[The input]
#####

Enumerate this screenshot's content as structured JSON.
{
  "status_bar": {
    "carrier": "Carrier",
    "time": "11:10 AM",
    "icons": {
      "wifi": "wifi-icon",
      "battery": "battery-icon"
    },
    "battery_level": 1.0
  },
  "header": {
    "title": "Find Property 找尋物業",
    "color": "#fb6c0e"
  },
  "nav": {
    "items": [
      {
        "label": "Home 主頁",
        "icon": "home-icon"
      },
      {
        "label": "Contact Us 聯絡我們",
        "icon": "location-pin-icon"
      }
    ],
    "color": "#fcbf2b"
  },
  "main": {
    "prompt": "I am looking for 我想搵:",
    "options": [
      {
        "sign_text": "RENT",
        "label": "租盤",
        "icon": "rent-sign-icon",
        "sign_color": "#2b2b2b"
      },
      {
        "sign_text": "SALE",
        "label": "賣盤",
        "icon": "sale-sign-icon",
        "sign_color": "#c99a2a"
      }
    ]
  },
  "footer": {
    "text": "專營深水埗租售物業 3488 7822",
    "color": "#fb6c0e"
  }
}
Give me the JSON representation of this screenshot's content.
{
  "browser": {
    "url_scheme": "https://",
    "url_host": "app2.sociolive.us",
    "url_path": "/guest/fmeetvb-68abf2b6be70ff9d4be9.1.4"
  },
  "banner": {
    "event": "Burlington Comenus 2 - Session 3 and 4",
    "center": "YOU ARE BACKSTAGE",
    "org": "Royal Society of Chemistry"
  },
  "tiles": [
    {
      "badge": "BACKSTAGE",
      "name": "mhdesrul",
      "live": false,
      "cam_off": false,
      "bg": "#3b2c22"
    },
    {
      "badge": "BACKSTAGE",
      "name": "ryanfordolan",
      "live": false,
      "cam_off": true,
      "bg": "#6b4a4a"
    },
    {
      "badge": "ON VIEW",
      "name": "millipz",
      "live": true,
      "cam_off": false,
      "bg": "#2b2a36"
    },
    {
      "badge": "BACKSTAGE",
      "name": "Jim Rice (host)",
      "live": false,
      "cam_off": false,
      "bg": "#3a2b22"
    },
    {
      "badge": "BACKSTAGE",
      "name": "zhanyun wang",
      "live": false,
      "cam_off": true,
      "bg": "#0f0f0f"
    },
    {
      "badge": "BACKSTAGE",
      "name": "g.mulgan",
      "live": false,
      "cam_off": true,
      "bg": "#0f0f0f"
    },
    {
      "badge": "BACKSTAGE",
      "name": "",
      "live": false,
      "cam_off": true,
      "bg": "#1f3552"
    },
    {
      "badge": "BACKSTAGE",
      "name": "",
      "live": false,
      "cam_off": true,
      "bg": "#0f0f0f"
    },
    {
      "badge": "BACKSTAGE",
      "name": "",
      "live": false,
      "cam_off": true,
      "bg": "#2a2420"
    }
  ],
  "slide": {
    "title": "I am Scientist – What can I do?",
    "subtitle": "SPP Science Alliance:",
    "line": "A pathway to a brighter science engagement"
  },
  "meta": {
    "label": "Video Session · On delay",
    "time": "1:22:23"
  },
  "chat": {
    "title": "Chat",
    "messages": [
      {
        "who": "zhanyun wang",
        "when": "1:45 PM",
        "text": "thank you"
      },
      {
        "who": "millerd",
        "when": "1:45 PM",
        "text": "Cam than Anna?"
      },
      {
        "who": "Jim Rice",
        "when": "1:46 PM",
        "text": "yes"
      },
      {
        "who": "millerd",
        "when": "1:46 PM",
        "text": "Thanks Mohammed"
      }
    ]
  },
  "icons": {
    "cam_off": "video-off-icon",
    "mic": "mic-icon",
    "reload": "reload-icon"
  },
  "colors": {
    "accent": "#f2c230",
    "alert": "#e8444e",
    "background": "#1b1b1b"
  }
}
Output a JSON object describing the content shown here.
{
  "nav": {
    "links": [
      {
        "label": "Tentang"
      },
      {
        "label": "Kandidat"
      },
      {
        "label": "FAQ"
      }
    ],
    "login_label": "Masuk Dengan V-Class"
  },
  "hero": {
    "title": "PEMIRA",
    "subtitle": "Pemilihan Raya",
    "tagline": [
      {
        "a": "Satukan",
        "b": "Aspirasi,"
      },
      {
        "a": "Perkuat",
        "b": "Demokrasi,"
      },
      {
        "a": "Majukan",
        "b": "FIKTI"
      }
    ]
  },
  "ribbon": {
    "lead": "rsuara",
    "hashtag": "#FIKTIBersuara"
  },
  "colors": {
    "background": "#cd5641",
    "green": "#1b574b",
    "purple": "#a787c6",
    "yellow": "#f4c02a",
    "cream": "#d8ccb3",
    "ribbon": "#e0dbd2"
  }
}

#####

[Stated task] Pull out every line in the data above that has the word "this".

[Expected answer]
Enumerate this screenshot's content as structured JSON.
Give me the JSON representation of this screenshot's content.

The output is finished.